### Given task
Copy out the data exactly, leaving the pictures behind.

Rows from a dataset:
— BEGIN —

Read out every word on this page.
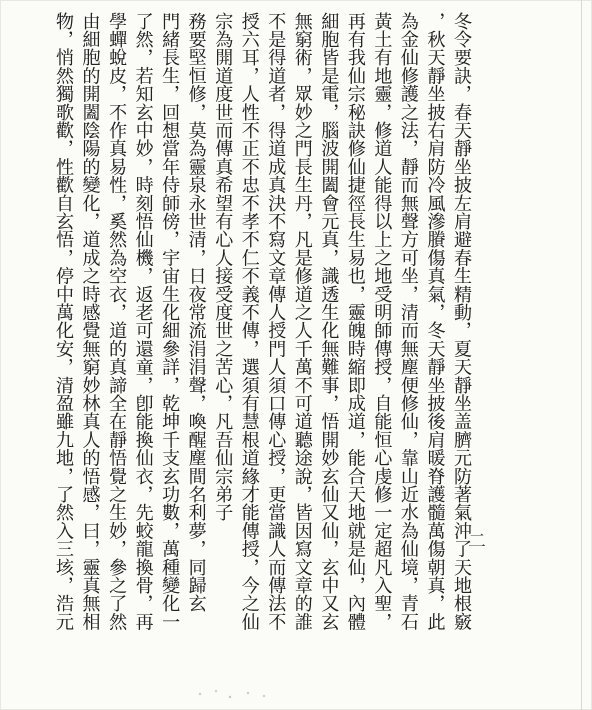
冬令要訣，春天靜坐披左肩避春生精動，夏天靜坐盖臍元防著氣沖了天地根竅
，秋天靜坐披右肩防冷風滲賸傷真氣，冬天靜坐披後肩暖脊護髓萬傷朝真，此
為金仙修護之法，靜而無聲方可坐，清而無塵便修仙，靠山近水為仙境，青石
黃土有地靈，修道人能得以上之地受明師傳授，自能恒心虔修一定超凡入聖，
再有我仙宗秘訣修仙捷徑長生易也，靈魄時縮即成道，能合天地就是仙，內體
細胞皆是電，腦波開闔會元真，識透生化無難事，悟開妙玄仙又仙，玄中又玄
無窮術，眾妙之門長生丹，凡是修道之人千萬不可道聽途說，皆因寫文章的誰
不是得道者，得道成真決不寫文章傳人授門人須口傳心授，更當識人而傳法不
授六耳，人性不正不忠不孝不仁不義不傳，選須有慧根道緣才能傳授，今之仙
宗為開道度世而傳真希望有心人接受度世之苦心，凡吾仙宗弟子
務要堅恒修，莫為靈泉永世清，日夜常流涓涓聲，喚醒塵間名利夢，同歸玄
門緒長生，回想當年侍師傍，宇宙生化細參詳，乾坤千支玄功數，萬種變化一
了然，若知玄中妙，時刻悟仙機，返老可還童，卽能換仙衣，先蛟龍換骨，再
學蟬蛻皮，不作真易性，奚然為空衣，道的真諦全在靜悟覺之生妙，參之了然
由細胞的開闔陰陽的變化，道成之時感覺無窮妙林真人的悟感，曰，靈真無相
物，悄然獨歌歡，性歡自玄悟，停中萬化安，清盈雖九地，了然入三垓，浩元	二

— END —

### Solved exercise
Read out every word on this page.
冬令要訣，春天靜坐披左肩避春生精動，夏天靜坐盖臍元防著氣沖了天地根竅
，秋天靜坐披右肩防冷風滲賸傷真氣，冬天靜坐披後肩暖脊護髓萬傷朝真，此
為金仙修護之法，靜而無聲方可坐，清而無塵便修仙，靠山近水為仙境，青石
黃土有地靈，修道人能得以上之地受明師傳授，自能恒心虔修一定超凡入聖，
再有我仙宗秘訣修仙捷徑長生易也，靈魄時縮即成道，能合天地就是仙，內體
細胞皆是電，腦波開闔會元真，識透生化無難事，悟開妙玄仙又仙，玄中又玄
無窮術，眾妙之門長生丹，凡是修道之人千萬不可道聽途說，皆因寫文章的誰
不是得道者，得道成真決不寫文章傳人授門人須口傳心授，更當識人而傳法不
授六耳，人性不正不忠不孝不仁不義不傳，選須有慧根道緣才能傳授，今之仙
宗為開道度世而傳真希望有心人接受度世之苦心，凡吾仙宗弟子
務要堅恒修，莫為靈泉永世清，日夜常流涓涓聲，喚醒塵間名利夢，同歸玄
門緒長生，回想當年侍師傍，宇宙生化細參詳，乾坤千支玄功數，萬種變化一
了然，若知玄中妙，時刻悟仙機，返老可還童，卽能換仙衣，先蛟龍換骨，再
學蟬蛻皮，不作真易性，奚然為空衣，道的真諦全在靜悟覺之生妙，參之了然
由細胞的開闔陰陽的變化，道成之時感覺無窮妙林真人的悟感，曰，靈真無相
物，悄然獨歌歡，性歡自玄悟，停中萬化安，清盈雖九地，了然入三垓，浩元	二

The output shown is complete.